● PROVIDED TEXT:
— start —
The Ones That Lured Me In
By: Clint Darling
It finally happened -- Alex lugged three big bags of CD's over and dumped them in a pile on my bedroom floor, promo material and stickers and glossy photos cascading into the closet to sit next to the old dress shoes I never wear anymore.
RAYOVAQ's "Tendency To Sway" caught my eye with the small photo of a ferris wheel on the cover, sunset behind the wheel lighting a window into the CD. The neat-o graphics trick of putting each line backwards or upside down or wrong-way round or whatever....well, I just wish that I could read the damned thing without a mirror and a headstand. The music is much more accessible than the art and somebody has done this girl wrong in a big way. I'd like to thank whoever screwed up this much because she's turned it into neatly packaged lyricism that reminds me of the AFGHAN WHIGS in a heroin stupor or, in sunnier moments, like a less orchestral BEN FOLDS FIVE with some major nods to VELOCITY GIRL thrown in during the fast bits. More slow-core than not, this is four-piece indie rock at its American best: moody, introspective, beautiful and muscular. Even with only five songs clocking in at a little over half an hour, it's going to take more than one listen to unearth your favorite part of this. The songs start slow and build to glory before turning and heading up the other side of that ferris wheel and into the sunset.
I missed the sticker for Ariel Publicity on the MAGGI, PIERCE AND EJ album "For (Inspired By The Music Of Jeff Buckley)" and if I had seen it first I probably wouldn't have put this on. For whatever reason, her clients are uniformly bright-eyed dreamers with patchouli oil bags swinging between the tips of their dreadlocks and they just piss me off. But I really liked the opening notes of "Ferdinand" and it wasn't until Maggi started singing that I became disenchanted. Some really nice guitar work and good sounds but what it comes down to is very heartfelt pap about how Jeff Buckley is watching us all from his perch in a six year olds conception of Heaven and I'm just not buying it.
Bastards! It's that goddamned write-the-lyrics-backwards trick AGAIN and I want to read these! Shit! I was already thinking COLDPLAY and RADIOHEAD after the first song and the lads in THE STARS OF AVIATION turn out to be English by birthright so now the comparison seems to be unfair stereotyping but is it possible that there's a whole generation of Brits who have inherited a very polite version of the sturm und drang of American postpunk? Their "Greatest Disappointment" ep is very nice. Very Coldplay. In fact, with just a slight change in the voice this could be outtakes from the aforementioned band which is not at all a slur....oh, jeeeez....right down to the falsetto thing.....but y'know they're not bad songs and taken on their own merits I've gotta like it. What are we calling this? Britfolk? Some questionable mixing and production choices keep this out of the A-list but it sure gets my attention.
DEXTER FREEBISH are...are...well, they are every bad thing about "alternative" radio. "A Life Of Saturdays" is a suck-ass version of every derivative song you've never wanted to hear again for the rest of your life. This album is eleven songs of crap, crap, crap, crap, crap, crap, crap, crap, crap, crap, crap. Thirty years ago they would have been pounding the streets of LA trying to sell themselves as "the next LOVE" while two decades back the key phrase would have been "the next Peter Frampton" and now they're the next radio-fodder foot-soldiers. This will sell well in Clackamas and be considered daring.
— end —
● REQUIRED TASK A: In the listing, starting with its first line and going on through the line with "value-2016: 79,127.5: [342, 232, 418, 253]", change "change-cell" to "percent-cell" wherever it appears, and give those lines again with everything else unchanged.
The music reviews and the listing that comes next are unrelated material.

● INPUT FOR THIS TASK:
— start —
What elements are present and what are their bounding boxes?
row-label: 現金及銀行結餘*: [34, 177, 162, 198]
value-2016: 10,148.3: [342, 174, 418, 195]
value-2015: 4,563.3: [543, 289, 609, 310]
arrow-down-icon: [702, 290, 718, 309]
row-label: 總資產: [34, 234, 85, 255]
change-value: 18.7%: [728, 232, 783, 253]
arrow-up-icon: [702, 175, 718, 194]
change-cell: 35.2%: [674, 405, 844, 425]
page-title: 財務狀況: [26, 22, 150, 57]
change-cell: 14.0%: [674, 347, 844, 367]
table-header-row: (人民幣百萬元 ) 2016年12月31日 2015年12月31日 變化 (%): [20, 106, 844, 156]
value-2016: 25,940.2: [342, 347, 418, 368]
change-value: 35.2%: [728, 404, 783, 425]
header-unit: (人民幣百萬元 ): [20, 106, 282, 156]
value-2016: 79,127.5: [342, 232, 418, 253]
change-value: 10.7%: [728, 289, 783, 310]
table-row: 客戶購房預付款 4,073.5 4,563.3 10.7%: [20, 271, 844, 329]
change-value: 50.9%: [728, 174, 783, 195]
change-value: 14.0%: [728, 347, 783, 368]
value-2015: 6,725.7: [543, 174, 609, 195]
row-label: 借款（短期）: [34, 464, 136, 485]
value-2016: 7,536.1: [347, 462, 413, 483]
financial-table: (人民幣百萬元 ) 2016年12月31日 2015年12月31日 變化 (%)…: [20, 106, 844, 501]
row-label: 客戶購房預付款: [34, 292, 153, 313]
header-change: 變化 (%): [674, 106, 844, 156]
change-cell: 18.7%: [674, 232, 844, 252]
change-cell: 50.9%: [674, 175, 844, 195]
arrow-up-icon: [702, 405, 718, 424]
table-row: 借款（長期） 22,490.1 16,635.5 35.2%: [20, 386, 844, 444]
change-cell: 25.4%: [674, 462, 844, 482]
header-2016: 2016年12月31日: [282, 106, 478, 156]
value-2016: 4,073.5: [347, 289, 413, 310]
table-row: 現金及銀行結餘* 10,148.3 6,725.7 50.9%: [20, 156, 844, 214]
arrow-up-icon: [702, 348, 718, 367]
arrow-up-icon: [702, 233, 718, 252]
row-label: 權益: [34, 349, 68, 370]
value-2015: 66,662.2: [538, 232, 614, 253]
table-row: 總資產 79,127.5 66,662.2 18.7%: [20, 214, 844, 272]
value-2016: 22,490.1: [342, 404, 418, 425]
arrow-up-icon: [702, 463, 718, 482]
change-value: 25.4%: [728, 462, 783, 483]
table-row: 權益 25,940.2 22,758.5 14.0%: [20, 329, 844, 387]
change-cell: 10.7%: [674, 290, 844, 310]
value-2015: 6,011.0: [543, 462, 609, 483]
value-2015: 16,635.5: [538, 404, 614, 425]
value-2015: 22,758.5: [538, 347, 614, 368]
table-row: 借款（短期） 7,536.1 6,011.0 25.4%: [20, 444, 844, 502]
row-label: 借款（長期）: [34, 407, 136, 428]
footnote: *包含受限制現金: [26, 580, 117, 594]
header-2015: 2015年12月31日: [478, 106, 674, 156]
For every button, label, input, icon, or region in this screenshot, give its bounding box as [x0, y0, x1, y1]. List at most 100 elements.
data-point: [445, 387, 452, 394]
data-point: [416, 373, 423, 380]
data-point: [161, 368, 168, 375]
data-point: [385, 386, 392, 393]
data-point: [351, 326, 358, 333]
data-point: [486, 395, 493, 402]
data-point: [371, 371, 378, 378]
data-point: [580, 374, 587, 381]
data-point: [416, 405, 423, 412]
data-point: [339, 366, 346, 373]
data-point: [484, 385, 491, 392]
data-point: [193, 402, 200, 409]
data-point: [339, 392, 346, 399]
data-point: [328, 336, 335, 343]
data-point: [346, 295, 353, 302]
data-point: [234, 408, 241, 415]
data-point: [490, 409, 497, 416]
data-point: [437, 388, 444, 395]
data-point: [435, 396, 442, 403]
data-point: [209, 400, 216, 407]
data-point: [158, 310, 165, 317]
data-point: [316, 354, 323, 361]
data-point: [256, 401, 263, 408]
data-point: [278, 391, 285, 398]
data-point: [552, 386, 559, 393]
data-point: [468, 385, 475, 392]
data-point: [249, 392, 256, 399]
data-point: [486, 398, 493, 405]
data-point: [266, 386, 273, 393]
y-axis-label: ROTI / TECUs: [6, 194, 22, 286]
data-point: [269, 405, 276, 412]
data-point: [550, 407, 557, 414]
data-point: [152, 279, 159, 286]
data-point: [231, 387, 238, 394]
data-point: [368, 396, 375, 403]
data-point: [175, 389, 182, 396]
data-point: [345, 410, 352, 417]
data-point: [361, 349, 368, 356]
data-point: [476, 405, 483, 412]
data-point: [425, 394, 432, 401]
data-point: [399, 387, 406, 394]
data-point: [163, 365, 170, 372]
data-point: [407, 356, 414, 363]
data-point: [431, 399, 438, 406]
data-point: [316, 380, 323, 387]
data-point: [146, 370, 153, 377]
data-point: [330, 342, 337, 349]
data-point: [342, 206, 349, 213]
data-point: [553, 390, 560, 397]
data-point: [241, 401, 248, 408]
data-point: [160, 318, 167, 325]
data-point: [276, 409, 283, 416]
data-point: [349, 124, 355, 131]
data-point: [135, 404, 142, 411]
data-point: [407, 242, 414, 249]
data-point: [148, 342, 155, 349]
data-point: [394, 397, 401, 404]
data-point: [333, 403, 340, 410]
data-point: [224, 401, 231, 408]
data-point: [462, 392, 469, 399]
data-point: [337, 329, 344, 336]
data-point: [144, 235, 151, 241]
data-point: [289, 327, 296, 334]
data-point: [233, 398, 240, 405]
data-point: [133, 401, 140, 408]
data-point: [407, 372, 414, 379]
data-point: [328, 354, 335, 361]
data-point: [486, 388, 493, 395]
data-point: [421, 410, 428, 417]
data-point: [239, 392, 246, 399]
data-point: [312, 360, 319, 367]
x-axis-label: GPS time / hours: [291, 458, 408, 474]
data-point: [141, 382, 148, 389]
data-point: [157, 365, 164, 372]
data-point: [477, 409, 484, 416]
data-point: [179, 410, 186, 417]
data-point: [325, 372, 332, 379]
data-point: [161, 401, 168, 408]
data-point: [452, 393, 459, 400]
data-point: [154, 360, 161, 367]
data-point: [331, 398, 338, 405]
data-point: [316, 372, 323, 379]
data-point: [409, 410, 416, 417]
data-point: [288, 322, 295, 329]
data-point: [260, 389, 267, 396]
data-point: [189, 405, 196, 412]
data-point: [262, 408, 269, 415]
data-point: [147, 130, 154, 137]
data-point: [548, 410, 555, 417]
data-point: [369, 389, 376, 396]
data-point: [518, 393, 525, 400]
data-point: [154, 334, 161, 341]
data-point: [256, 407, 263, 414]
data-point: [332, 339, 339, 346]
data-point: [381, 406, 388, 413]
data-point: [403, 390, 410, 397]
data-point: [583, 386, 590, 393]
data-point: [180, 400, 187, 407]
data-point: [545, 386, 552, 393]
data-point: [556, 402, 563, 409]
— end —
● REQUIRED TASK B: Translate this sentence from the music reviews into Spanish: "This will sell well in Clackamas and be considered daring."

● FINAL RESULT A:
What elements are present and what are their bounding boxes?
row-label: 現金及銀行結餘*: [34, 177, 162, 198]
value-2016: 10,148.3: [342, 174, 418, 195]
value-2015: 4,563.3: [543, 289, 609, 310]
arrow-down-icon: [702, 290, 718, 309]
row-label: 總資產: [34, 234, 85, 255]
change-value: 18.7%: [728, 232, 783, 253]
arrow-up-icon: [702, 175, 718, 194]
percent-cell: 35.2%: [674, 405, 844, 425]
page-title: 財務狀況: [26, 22, 150, 57]
percent-cell: 14.0%: [674, 347, 844, 367]
table-header-row: (人民幣百萬元 ) 2016年12月31日 2015年12月31日 變化 (%): [20, 106, 844, 156]
value-2016: 25,940.2: [342, 347, 418, 368]
change-value: 35.2%: [728, 404, 783, 425]
header-unit: (人民幣百萬元 ): [20, 106, 282, 156]
value-2016: 79,127.5: [342, 232, 418, 253]

● FINAL RESULT B: Esto se venderá bien en Clackamas y se considerará atrevido.